**TASK OBJECTIVE:** Copy out exactly the lines running from the one with "Extract all readable text from this page." through the final line, both ends included, and nothing else. Pictures stay out of the copy.

**DATA FOR PROCESSING:**
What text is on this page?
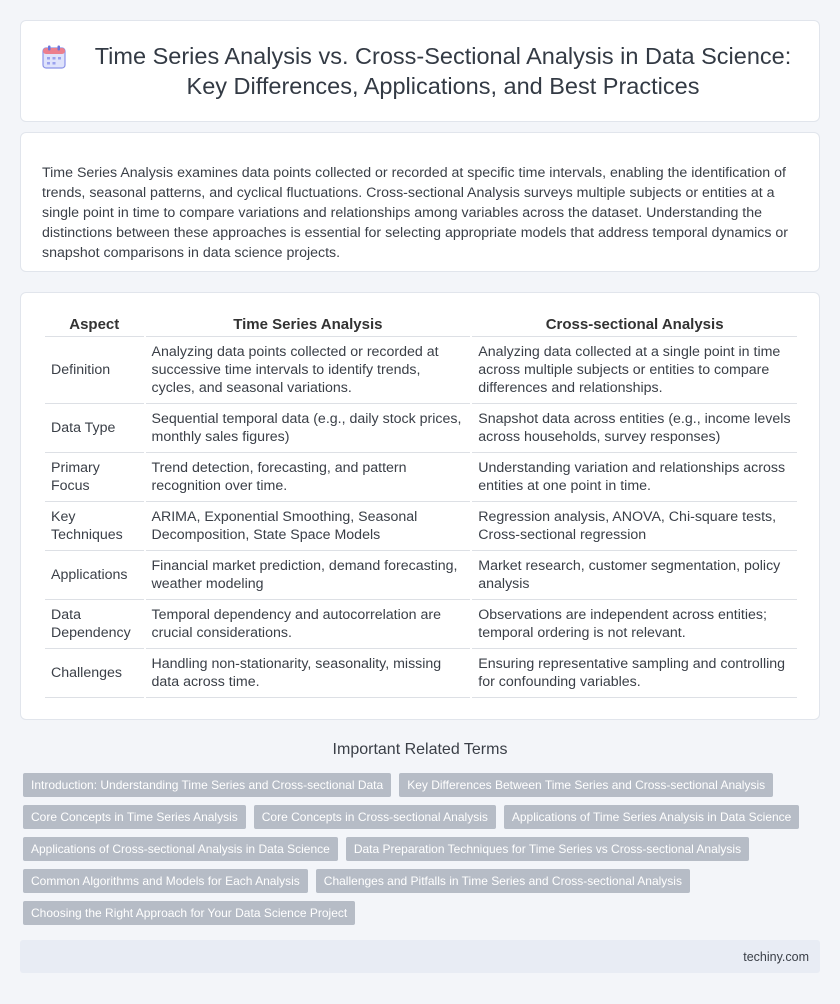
Time Series Analysis vs. Cross-Sectional Analysis in Data Science: Key Differences, Applications, and Best Practices

Time Series Analysis examines data points collected or recorded at specific time intervals, enabling the identification of trends, seasonal patterns, and cyclical fluctuations. Cross-sectional Analysis surveys multiple subjects or entities at a single point in time to compare variations and relationships among variables across the dataset. Understanding the distinctions between these approaches is essential for selecting appropriate models that address temporal dynamics or snapshot comparisons in data science projects.

Aspect	Time Series Analysis	Cross-sectional Analysis
Definition	Analyzing data points collected or recorded at successive time intervals to identify trends, cycles, and seasonal variations.	Analyzing data collected at a single point in time across multiple subjects or entities to compare differences and relationships.
Data Type	Sequential temporal data (e.g., daily stock prices, monthly sales figures)	Snapshot data across entities (e.g., income levels across households, survey responses)
Primary Focus	Trend detection, forecasting, and pattern recognition over time.	Understanding variation and relationships across entities at one point in time.
Key Techniques	ARIMA, Exponential Smoothing, Seasonal Decomposition, State Space Models	Regression analysis, ANOVA, Chi-square tests, Cross-sectional regression
Applications	Financial market prediction, demand forecasting, weather modeling	Market research, customer segmentation, policy analysis
Data Dependency	Temporal dependency and autocorrelation are crucial considerations.	Observations are independent across entities; temporal ordering is not relevant.
Challenges	Handling non-stationarity, seasonality, missing data across time.	Ensuring representative sampling and controlling for confounding variables.
Important Related Terms
Introduction: Understanding Time Series and Cross-sectional Data	Key Differences Between Time Series and Cross-sectional Analysis
Core Concepts in Time Series Analysis	Core Concepts in Cross-sectional Analysis	Applications of Time Series Analysis in Data Science
Applications of Cross-sectional Analysis in Data Science	Data Preparation Techniques for Time Series vs Cross-sectional Analysis
Common Algorithms and Models for Each Analysis	Challenges and Pitfalls in Time Series and Cross-sectional Analysis
Choosing the Right Approach for Your Data Science Project
techiny.com
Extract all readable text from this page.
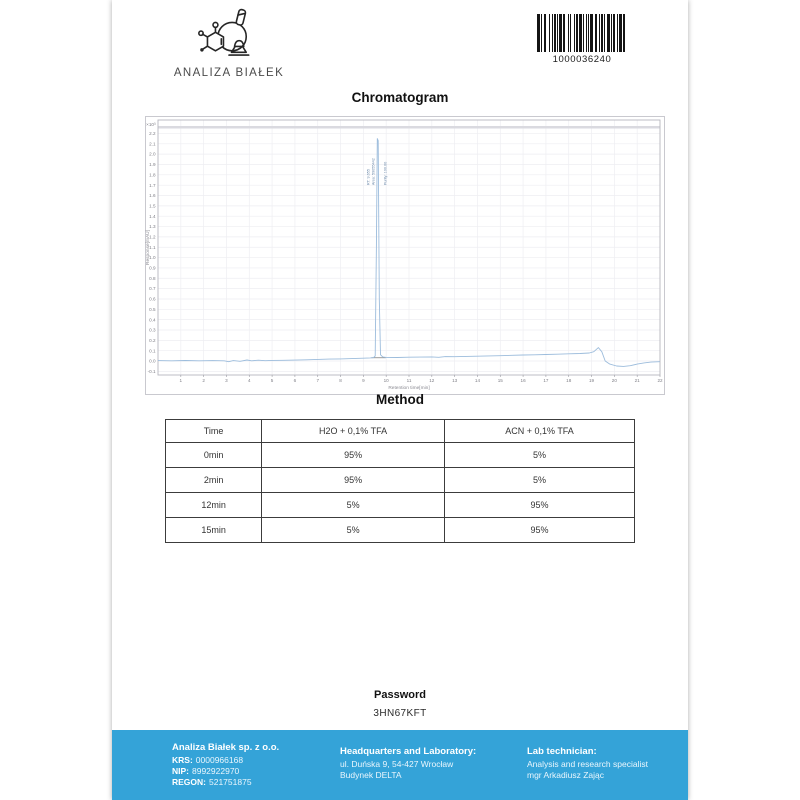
ANALIZA BIAŁEK
1000036240
Chromatogram
1	2	3	4	5	6	7	8	9	10	11	12	13	14	15	16	17	18	19	20	21	22
2.2
2.1
2.0
1.9
1.8
1.7
1.6
1.5
1.4
1.3
1.2
1.1
1.0
0.9
0.8
0.7
0.6
0.5
0.4
0.3
0.2
0.1
0.0
-0.1
×10³
Retention time[min]
Response[mAU]
RT: 9.655 Area: 59055442 Purity: 100.00
Method
Time	H2O + 0,1% TFA	ACN + 0,1% TFA
0min	95%	5%
2min	95%	5%
12min	5%	95%
15min	5%	95%
Password
3HN67KFT
Analiza Białek sp. z o.o.
KRS: 0000966168
NIP: 8992922970
REGON: 521751875
Headquarters and Laboratory:
ul. Duńska 9, 54-427 Wrocław
Budynek DELTA
Lab technician:
Analysis and research specialist
mgr Arkadiusz Zając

**SOLUTION:**
Extract all readable text from this page.
ANALIZA BIAŁEK
1000036240
Chromatogram
1	2	3	4	5	6	7	8	9	10	11	12	13	14	15	16	17	18	19	20	21	22
2.2
2.1
2.0
1.9
1.8
1.7
1.6
1.5
1.4
1.3
1.2
1.1
1.0
0.9
0.8
0.7
0.6
0.5
0.4
0.3
0.2
0.1
0.0
-0.1
×10³
Retention time[min]
Response[mAU]
RT: 9.655 Area: 59055442 Purity: 100.00
Method
Time	H2O + 0,1% TFA	ACN + 0,1% TFA
0min	95%	5%
2min	95%	5%
12min	5%	95%
15min	5%	95%
Password
3HN67KFT
Analiza Białek sp. z o.o.
KRS: 0000966168
NIP: 8992922970
REGON: 521751875
Headquarters and Laboratory:
ul. Duńska 9, 54-427 Wrocław
Budynek DELTA
Lab technician:
Analysis and research specialist
mgr Arkadiusz Zając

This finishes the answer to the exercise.